▶ _Provided material_:
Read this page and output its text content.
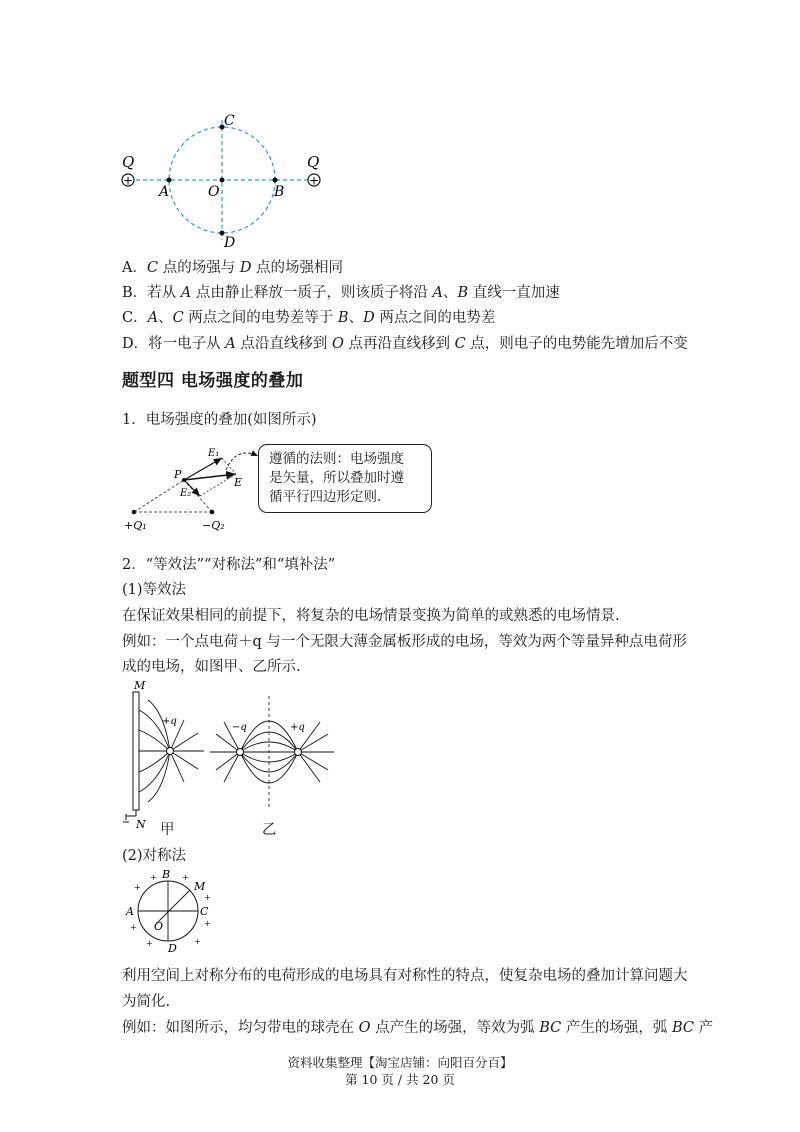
+	+
Q	Q
A	O	B
C
D
A．C 点的场强与 D 点的场强相同
B．若从 A 点由静止释放一质子，则该质子将沿 A、B 直线一直加速
C．A、C 两点之间的电势差等于 B、D 两点之间的电势差
D．将一电子从 A 点沿直线移到 O 点再沿直线移到 C 点，则电子的电势能先增加后不变
题型四 电场强度的叠加
1．电场强度的叠加(如图所示)
P
E₁
E₂
E
+Q₁	−Q₂
遵循的法则：电场强度
是矢量，所以叠加时遵
循平行四边形定则.
2．“等效法”“对称法”和“填补法”
(1)等效法
在保证效果相同的前提下，将复杂的电场情景变换为简单的或熟悉的电场情景.
例如：一个点电荷＋q 与一个无限大薄金属板形成的电场，等效为两个等量异种点电荷形
成的电场，如图甲、乙所示.
M
N
+q
甲
−q	+q
乙
(2)对称法
B
A	C
D
O
M
+
+	+
+
+	+
+	+
利用空间上对称分布的电荷形成的电场具有对称性的特点，使复杂电场的叠加计算问题大
为简化.
例如：如图所示，均匀带电的球壳在 O 点产生的场强，等效为弧 BC 产生的场强，弧 BC 产
资料收集整理【淘宝店铺：向阳百分百】
第 10 页 / 共 20 页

▶ _Aim of the task_: Using the listing above, state the number of lines that hold "如图所示", with no other text.

▶ _Finished answer_: 2